Copy the data that follows exactly. Include no pictures.

Stored dataset items
::::::::
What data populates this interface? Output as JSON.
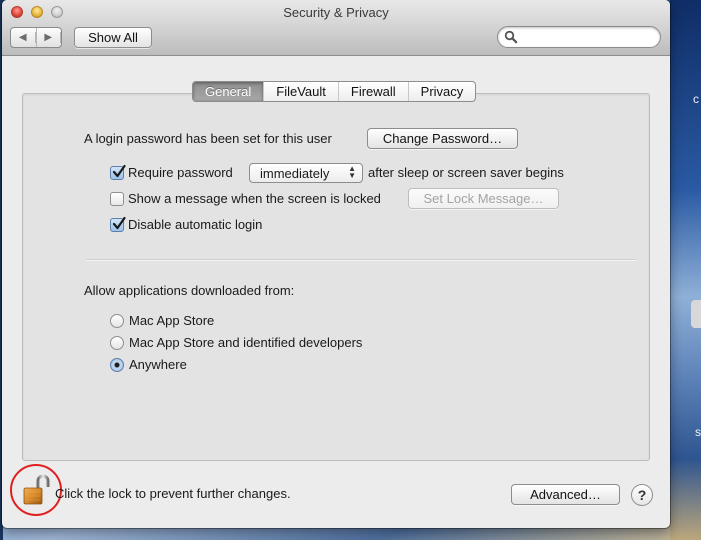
{
  "window": {
    "title": "Security & Privacy",
    "traffic_lights": [
      "close",
      "minimize",
      "zoom"
    ]
  },
  "toolbar": {
    "back_icon": "triangle-left-icon",
    "forward_icon": "triangle-right-icon",
    "back_glyph": "◀",
    "forward_glyph": "▶",
    "show_all_label": "Show All",
    "search": {
      "icon": "magnifier-icon",
      "value": "",
      "placeholder": ""
    }
  },
  "tabs": [
    {
      "label": "General",
      "active": true
    },
    {
      "label": "FileVault",
      "active": false
    },
    {
      "label": "Firewall",
      "active": false
    },
    {
      "label": "Privacy",
      "active": false
    }
  ],
  "general": {
    "login_password_text": "A login password has been set for this user",
    "change_password_label": "Change Password…",
    "require_password": {
      "checked": true,
      "label": "Require password",
      "popup_value": "immediately",
      "popup_arrows": "▲\n▼",
      "suffix": "after sleep or screen saver begins"
    },
    "show_message": {
      "checked": false,
      "label": "Show a message when the screen is locked",
      "button_label": "Set Lock Message…",
      "button_enabled": false
    },
    "disable_auto_login": {
      "checked": true,
      "label": "Disable automatic login"
    },
    "allow_apps": {
      "heading": "Allow applications downloaded from:",
      "options": [
        {
          "label": "Mac App Store",
          "selected": false
        },
        {
          "label": "Mac App Store and identified developers",
          "selected": false
        },
        {
          "label": "Anywhere",
          "selected": true
        }
      ]
    }
  },
  "footer": {
    "lock_state": "unlocked",
    "lock_text": "Click the lock to prevent further changes.",
    "advanced_label": "Advanced…",
    "help_label": "?"
  },
  "annotation": {
    "type": "circle",
    "color": "#e02020",
    "target": "lock"
  },
  "colors": {
    "window_bg": "#ececec",
    "panel_bg": "#e3e3e3",
    "active_tab": "#9a9a9a",
    "checkbox_checked": "#9cc1e9"
  }
}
::::::::
▶ Answer
What data populates this interface? Output as JSON.
{
  "window": {
    "title": "Security & Privacy",
    "traffic_lights": [
      "close",
      "minimize",
      "zoom"
    ]
  },
  "toolbar": {
    "back_icon": "triangle-left-icon",
    "forward_icon": "triangle-right-icon",
    "back_glyph": "◀",
    "forward_glyph": "▶",
    "show_all_label": "Show All",
    "search": {
      "icon": "magnifier-icon",
      "value": "",
      "placeholder": ""
    }
  },
  "tabs": [
    {
      "label": "General",
      "active": true
    },
    {
      "label": "FileVault",
      "active": false
    },
    {
      "label": "Firewall",
      "active": false
    },
    {
      "label": "Privacy",
      "active": false
    }
  ],
  "general": {
    "login_password_text": "A login password has been set for this user",
    "change_password_label": "Change Password…",
    "require_password": {
      "checked": true,
      "label": "Require password",
      "popup_value": "immediately",
      "popup_arrows": "▲\n▼",
      "suffix": "after sleep or screen saver begins"
    },
    "show_message": {
      "checked": false,
      "label": "Show a message when the screen is locked",
      "button_label": "Set Lock Message…",
      "button_enabled": false
    },
    "disable_auto_login": {
      "checked": true,
      "label": "Disable automatic login"
    },
    "allow_apps": {
      "heading": "Allow applications downloaded from:",
      "options": [
        {
          "label": "Mac App Store",
          "selected": false
        },
        {
          "label": "Mac App Store and identified developers",
          "selected": false
        },
        {
          "label": "Anywhere",
          "selected": true
        }
      ]
    }
  },
  "footer": {
    "lock_state": "unlocked",
    "lock_text": "Click the lock to prevent further changes.",
    "advanced_label": "Advanced…",
    "help_label": "?"
  },
  "annotation": {
    "type": "circle",
    "color": "#e02020",
    "target": "lock"
  },
  "colors": {
    "window_bg": "#ececec",
    "panel_bg": "#e3e3e3",
    "active_tab": "#9a9a9a",
    "checkbox_checked": "#9cc1e9"
  }
}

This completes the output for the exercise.